→ THE TASK
Write every record out again exactly, and keep images out of it.

Stored data:
* * *

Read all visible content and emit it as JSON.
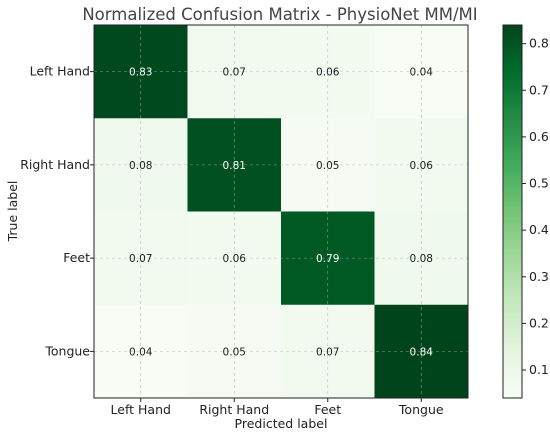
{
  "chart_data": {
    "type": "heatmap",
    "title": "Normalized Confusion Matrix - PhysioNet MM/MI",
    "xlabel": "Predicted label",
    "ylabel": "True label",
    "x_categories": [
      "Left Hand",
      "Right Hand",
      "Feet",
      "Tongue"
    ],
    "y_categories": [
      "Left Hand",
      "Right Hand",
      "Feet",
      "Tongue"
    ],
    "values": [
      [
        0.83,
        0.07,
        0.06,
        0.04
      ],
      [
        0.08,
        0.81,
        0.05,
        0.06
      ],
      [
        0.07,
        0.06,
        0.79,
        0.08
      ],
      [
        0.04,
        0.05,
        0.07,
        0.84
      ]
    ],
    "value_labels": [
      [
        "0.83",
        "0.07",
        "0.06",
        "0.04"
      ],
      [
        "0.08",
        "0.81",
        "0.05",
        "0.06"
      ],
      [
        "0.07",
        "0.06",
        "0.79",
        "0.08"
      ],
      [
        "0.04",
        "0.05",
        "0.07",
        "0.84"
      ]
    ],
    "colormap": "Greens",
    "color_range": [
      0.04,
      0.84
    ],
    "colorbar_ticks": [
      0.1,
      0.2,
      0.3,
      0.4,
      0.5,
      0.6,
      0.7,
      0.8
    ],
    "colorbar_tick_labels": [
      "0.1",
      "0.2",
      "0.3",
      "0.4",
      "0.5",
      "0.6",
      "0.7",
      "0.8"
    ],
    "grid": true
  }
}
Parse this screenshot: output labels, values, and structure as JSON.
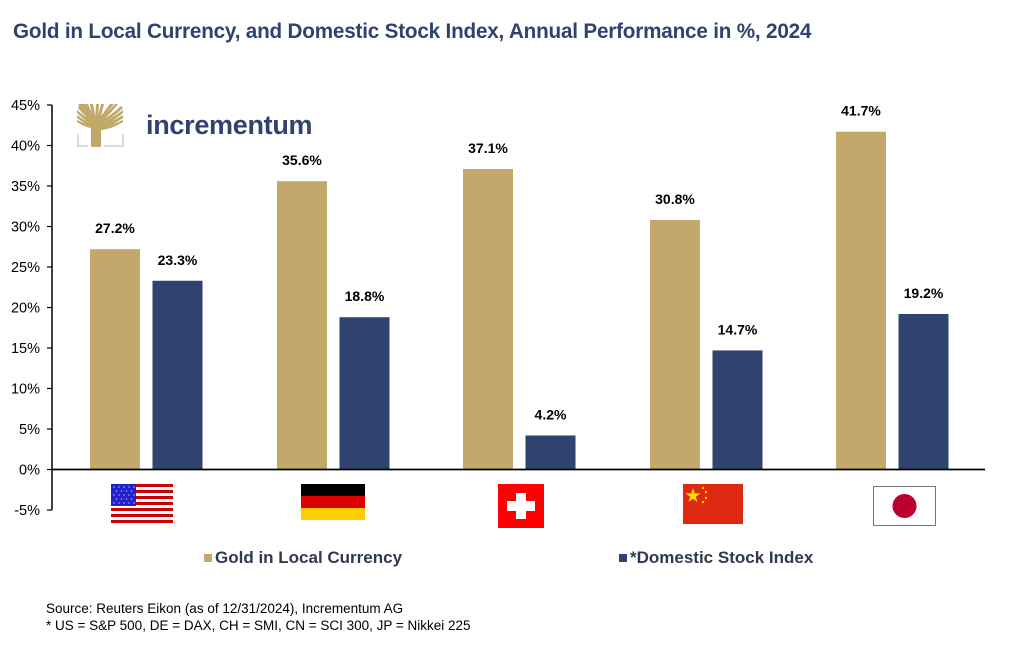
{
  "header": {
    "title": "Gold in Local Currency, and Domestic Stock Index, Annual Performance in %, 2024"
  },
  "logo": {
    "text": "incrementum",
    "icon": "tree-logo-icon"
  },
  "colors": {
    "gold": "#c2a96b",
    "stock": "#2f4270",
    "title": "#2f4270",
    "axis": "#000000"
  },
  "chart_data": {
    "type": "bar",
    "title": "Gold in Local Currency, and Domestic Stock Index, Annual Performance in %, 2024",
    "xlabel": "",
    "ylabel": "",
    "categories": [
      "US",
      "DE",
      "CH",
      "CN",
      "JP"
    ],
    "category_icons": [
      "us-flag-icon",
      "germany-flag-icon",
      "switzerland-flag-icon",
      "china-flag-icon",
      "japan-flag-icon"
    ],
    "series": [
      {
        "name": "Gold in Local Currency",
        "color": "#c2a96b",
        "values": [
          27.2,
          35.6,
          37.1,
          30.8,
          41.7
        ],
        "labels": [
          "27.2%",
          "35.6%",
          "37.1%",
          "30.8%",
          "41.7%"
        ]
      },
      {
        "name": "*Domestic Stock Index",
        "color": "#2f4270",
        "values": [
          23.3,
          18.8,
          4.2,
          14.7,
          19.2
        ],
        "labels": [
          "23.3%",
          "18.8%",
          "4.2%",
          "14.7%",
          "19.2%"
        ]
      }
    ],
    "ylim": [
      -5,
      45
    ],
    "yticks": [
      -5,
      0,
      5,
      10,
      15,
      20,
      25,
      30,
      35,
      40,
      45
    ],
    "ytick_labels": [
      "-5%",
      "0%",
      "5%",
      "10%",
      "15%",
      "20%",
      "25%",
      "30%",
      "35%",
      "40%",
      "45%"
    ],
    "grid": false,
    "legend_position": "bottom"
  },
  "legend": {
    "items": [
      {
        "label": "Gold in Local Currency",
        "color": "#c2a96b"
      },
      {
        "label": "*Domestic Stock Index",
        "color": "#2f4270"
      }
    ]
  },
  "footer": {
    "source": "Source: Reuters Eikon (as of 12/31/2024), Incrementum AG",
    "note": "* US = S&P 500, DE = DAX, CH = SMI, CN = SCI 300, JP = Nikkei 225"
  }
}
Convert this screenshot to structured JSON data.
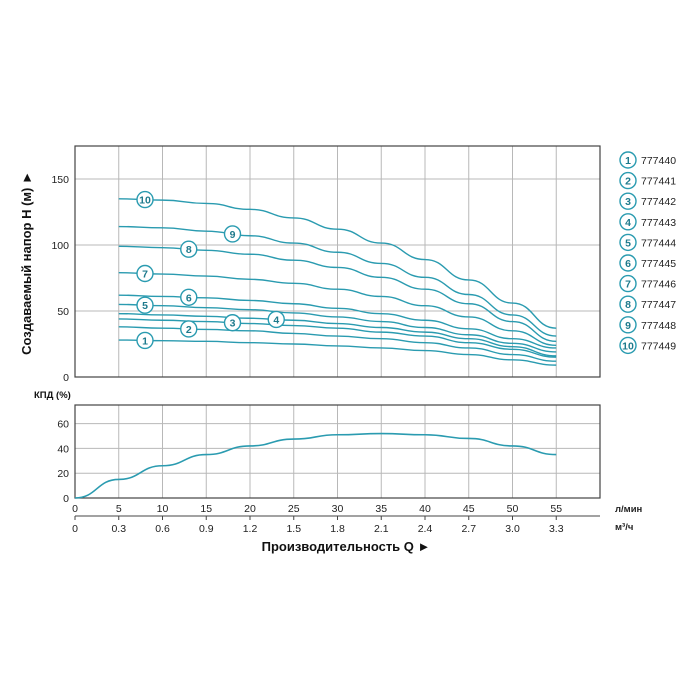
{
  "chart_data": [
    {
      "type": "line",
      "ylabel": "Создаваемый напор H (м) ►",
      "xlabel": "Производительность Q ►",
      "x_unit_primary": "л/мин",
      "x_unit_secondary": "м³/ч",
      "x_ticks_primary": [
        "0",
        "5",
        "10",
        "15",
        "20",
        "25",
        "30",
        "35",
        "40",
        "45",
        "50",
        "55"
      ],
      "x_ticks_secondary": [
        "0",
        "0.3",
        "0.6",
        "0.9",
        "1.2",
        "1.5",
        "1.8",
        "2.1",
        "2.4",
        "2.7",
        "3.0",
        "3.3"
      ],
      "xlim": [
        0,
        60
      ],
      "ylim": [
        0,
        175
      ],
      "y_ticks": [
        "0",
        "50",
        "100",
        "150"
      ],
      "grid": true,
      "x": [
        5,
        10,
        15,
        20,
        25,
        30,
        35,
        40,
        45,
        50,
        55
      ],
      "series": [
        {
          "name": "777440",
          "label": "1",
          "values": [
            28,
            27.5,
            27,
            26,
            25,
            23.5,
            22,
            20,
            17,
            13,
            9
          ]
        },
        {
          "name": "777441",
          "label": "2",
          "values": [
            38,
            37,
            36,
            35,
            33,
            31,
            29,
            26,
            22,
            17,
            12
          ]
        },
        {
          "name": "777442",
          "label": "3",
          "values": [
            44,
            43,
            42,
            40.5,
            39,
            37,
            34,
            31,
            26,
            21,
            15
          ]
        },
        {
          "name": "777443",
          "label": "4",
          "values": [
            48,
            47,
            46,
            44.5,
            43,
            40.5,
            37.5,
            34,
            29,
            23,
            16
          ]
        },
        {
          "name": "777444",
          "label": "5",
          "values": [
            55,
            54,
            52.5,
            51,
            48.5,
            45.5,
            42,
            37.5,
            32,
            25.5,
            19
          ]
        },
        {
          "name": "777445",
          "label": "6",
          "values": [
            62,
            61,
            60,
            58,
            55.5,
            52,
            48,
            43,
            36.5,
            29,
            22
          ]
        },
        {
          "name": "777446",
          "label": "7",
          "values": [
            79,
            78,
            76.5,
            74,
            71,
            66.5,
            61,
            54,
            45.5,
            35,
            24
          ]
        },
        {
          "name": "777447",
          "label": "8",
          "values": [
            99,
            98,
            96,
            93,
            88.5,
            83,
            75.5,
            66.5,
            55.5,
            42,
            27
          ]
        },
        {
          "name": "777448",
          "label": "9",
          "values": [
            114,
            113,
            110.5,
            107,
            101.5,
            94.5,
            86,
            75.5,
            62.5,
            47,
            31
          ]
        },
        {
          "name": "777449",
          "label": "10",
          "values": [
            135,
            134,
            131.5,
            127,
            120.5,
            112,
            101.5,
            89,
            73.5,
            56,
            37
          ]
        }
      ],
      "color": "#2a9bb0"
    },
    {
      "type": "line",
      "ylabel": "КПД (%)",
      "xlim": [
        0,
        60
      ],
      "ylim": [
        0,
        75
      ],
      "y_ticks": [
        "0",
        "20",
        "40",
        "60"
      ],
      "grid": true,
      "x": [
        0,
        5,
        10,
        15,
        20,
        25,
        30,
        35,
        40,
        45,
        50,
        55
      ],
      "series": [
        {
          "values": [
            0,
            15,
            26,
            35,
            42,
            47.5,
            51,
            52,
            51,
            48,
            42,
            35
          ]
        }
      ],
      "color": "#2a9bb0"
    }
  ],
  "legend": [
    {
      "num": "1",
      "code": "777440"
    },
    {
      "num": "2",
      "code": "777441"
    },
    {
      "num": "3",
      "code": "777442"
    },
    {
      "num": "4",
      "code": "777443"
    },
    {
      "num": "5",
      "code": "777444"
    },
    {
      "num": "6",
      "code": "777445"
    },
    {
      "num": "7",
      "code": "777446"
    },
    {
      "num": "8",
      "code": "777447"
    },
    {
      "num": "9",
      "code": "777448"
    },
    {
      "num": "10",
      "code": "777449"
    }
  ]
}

* * *

→ FINAL RESULT
Read all visible content and emit it as JSON.
{
  "chart_data": {
    "type": "heatmap",
    "title": "Normalized Confusion Matrix - PhysioNet MM/MI",
    "xlabel": "Predicted label",
    "ylabel": "True label",
    "x_categories": [
      "Left Hand",
      "Right Hand",
      "Feet",
      "Tongue"
    ],
    "y_categories": [
      "Left Hand",
      "Right Hand",
      "Feet",
      "Tongue"
    ],
    "values": [
      [
        0.83,
        0.07,
        0.06,
        0.04
      ],
      [
        0.08,
        0.81,
        0.05,
        0.06
      ],
      [
        0.07,
        0.06,
        0.79,
        0.08
      ],
      [
        0.04,
        0.05,
        0.07,
        0.84
      ]
    ],
    "value_labels": [
      [
        "0.83",
        "0.07",
        "0.06",
        "0.04"
      ],
      [
        "0.08",
        "0.81",
        "0.05",
        "0.06"
      ],
      [
        "0.07",
        "0.06",
        "0.79",
        "0.08"
      ],
      [
        "0.04",
        "0.05",
        "0.07",
        "0.84"
      ]
    ],
    "colormap": "Greens",
    "color_range": [
      0.04,
      0.84
    ],
    "colorbar_ticks": [
      0.1,
      0.2,
      0.3,
      0.4,
      0.5,
      0.6,
      0.7,
      0.8
    ],
    "colorbar_tick_labels": [
      "0.1",
      "0.2",
      "0.3",
      "0.4",
      "0.5",
      "0.6",
      "0.7",
      "0.8"
    ],
    "grid": true
  }
}
Parse this screenshot: output labels, values, and structure as JSON.
{
  "header": {
    "title": "Gold in Local Currency, and Domestic Stock Index, Annual Performance in %, 2024"
  },
  "logo": {
    "text": "incrementum",
    "icon": "tree-logo-icon"
  },
  "colors": {
    "gold": "#c2a96b",
    "stock": "#2f4270",
    "title": "#2f4270",
    "axis": "#000000"
  },
  "chart_data": {
    "type": "bar",
    "title": "Gold in Local Currency, and Domestic Stock Index, Annual Performance in %, 2024",
    "xlabel": "",
    "ylabel": "",
    "categories": [
      "US",
      "DE",
      "CH",
      "CN",
      "JP"
    ],
    "category_icons": [
      "us-flag-icon",
      "germany-flag-icon",
      "switzerland-flag-icon",
      "china-flag-icon",
      "japan-flag-icon"
    ],
    "series": [
      {
        "name": "Gold in Local Currency",
        "color": "#c2a96b",
        "values": [
          27.2,
          35.6,
          37.1,
          30.8,
          41.7
        ],
        "labels": [
          "27.2%",
          "35.6%",
          "37.1%",
          "30.8%",
          "41.7%"
        ]
      },
      {
        "name": "*Domestic Stock Index",
        "color": "#2f4270",
        "values": [
          23.3,
          18.8,
          4.2,
          14.7,
          19.2
        ],
        "labels": [
          "23.3%",
          "18.8%",
          "4.2%",
          "14.7%",
          "19.2%"
        ]
      }
    ],
    "ylim": [
      -5,
      45
    ],
    "yticks": [
      -5,
      0,
      5,
      10,
      15,
      20,
      25,
      30,
      35,
      40,
      45
    ],
    "ytick_labels": [
      "-5%",
      "0%",
      "5%",
      "10%",
      "15%",
      "20%",
      "25%",
      "30%",
      "35%",
      "40%",
      "45%"
    ],
    "grid": false,
    "legend_position": "bottom"
  },
  "legend": {
    "items": [
      {
        "label": "Gold in Local Currency",
        "color": "#c2a96b"
      },
      {
        "label": "*Domestic Stock Index",
        "color": "#2f4270"
      }
    ]
  },
  "footer": {
    "source": "Source: Reuters Eikon (as of 12/31/2024), Incrementum AG",
    "note": "* US = S&P 500, DE = DAX, CH = SMI, CN = SCI 300, JP = Nikkei 225"
  }
}
Convert this screenshot to structured JSON data.
{
  "chart_data": [
    {
      "type": "line",
      "ylabel": "Создаваемый напор H (м) ►",
      "xlabel": "Производительность Q ►",
      "x_unit_primary": "л/мин",
      "x_unit_secondary": "м³/ч",
      "x_ticks_primary": [
        "0",
        "5",
        "10",
        "15",
        "20",
        "25",
        "30",
        "35",
        "40",
        "45",
        "50",
        "55"
      ],
      "x_ticks_secondary": [
        "0",
        "0.3",
        "0.6",
        "0.9",
        "1.2",
        "1.5",
        "1.8",
        "2.1",
        "2.4",
        "2.7",
        "3.0",
        "3.3"
      ],
      "xlim": [
        0,
        60
      ],
      "ylim": [
        0,
        175
      ],
      "y_ticks": [
        "0",
        "50",
        "100",
        "150"
      ],
      "grid": true,
      "x": [
        5,
        10,
        15,
        20,
        25,
        30,
        35,
        40,
        45,
        50,
        55
      ],
      "series": [
        {
          "name": "777440",
          "label": "1",
          "values": [
            28,
            27.5,
            27,
            26,
            25,
            23.5,
            22,
            20,
            17,
            13,
            9
          ]
        },
        {
          "name": "777441",
          "label": "2",
          "values": [
            38,
            37,
            36,
            35,
            33,
            31,
            29,
            26,
            22,
            17,
            12
          ]
        },
        {
          "name": "777442",
          "label": "3",
          "values": [
            44,
            43,
            42,
            40.5,
            39,
            37,
            34,
            31,
            26,
            21,
            15
          ]
        },
        {
          "name": "777443",
          "label": "4",
          "values": [
            48,
            47,
            46,
            44.5,
            43,
            40.5,
            37.5,
            34,
            29,
            23,
            16
          ]
        },
        {
          "name": "777444",
          "label": "5",
          "values": [
            55,
            54,
            52.5,
            51,
            48.5,
            45.5,
            42,
            37.5,
            32,
            25.5,
            19
          ]
        },
        {
          "name": "777445",
          "label": "6",
          "values": [
            62,
            61,
            60,
            58,
            55.5,
            52,
            48,
            43,
            36.5,
            29,
            22
          ]
        },
        {
          "name": "777446",
          "label": "7",
          "values": [
            79,
            78,
            76.5,
            74,
            71,
            66.5,
            61,
            54,
            45.5,
            35,
            24
          ]
        },
        {
          "name": "777447",
          "label": "8",
          "values": [
            99,
            98,
            96,
            93,
            88.5,
            83,
            75.5,
            66.5,
            55.5,
            42,
            27
          ]
        },
        {
          "name": "777448",
          "label": "9",
          "values": [
            114,
            113,
            110.5,
            107,
            101.5,
            94.5,
            86,
            75.5,
            62.5,
            47,
            31
          ]
        },
        {
          "name": "777449",
          "label": "10",
          "values": [
            135,
            134,
            131.5,
            127,
            120.5,
            112,
            101.5,
            89,
            73.5,
            56,
            37
          ]
        }
      ],
      "color": "#2a9bb0"
    },
    {
      "type": "line",
      "ylabel": "КПД (%)",
      "xlim": [
        0,
        60
      ],
      "ylim": [
        0,
        75
      ],
      "y_ticks": [
        "0",
        "20",
        "40",
        "60"
      ],
      "grid": true,
      "x": [
        0,
        5,
        10,
        15,
        20,
        25,
        30,
        35,
        40,
        45,
        50,
        55
      ],
      "series": [
        {
          "values": [
            0,
            15,
            26,
            35,
            42,
            47.5,
            51,
            52,
            51,
            48,
            42,
            35
          ]
        }
      ],
      "color": "#2a9bb0"
    }
  ],
  "legend": [
    {
      "num": "1",
      "code": "777440"
    },
    {
      "num": "2",
      "code": "777441"
    },
    {
      "num": "3",
      "code": "777442"
    },
    {
      "num": "4",
      "code": "777443"
    },
    {
      "num": "5",
      "code": "777444"
    },
    {
      "num": "6",
      "code": "777445"
    },
    {
      "num": "7",
      "code": "777446"
    },
    {
      "num": "8",
      "code": "777447"
    },
    {
      "num": "9",
      "code": "777448"
    },
    {
      "num": "10",
      "code": "777449"
    }
  ]
}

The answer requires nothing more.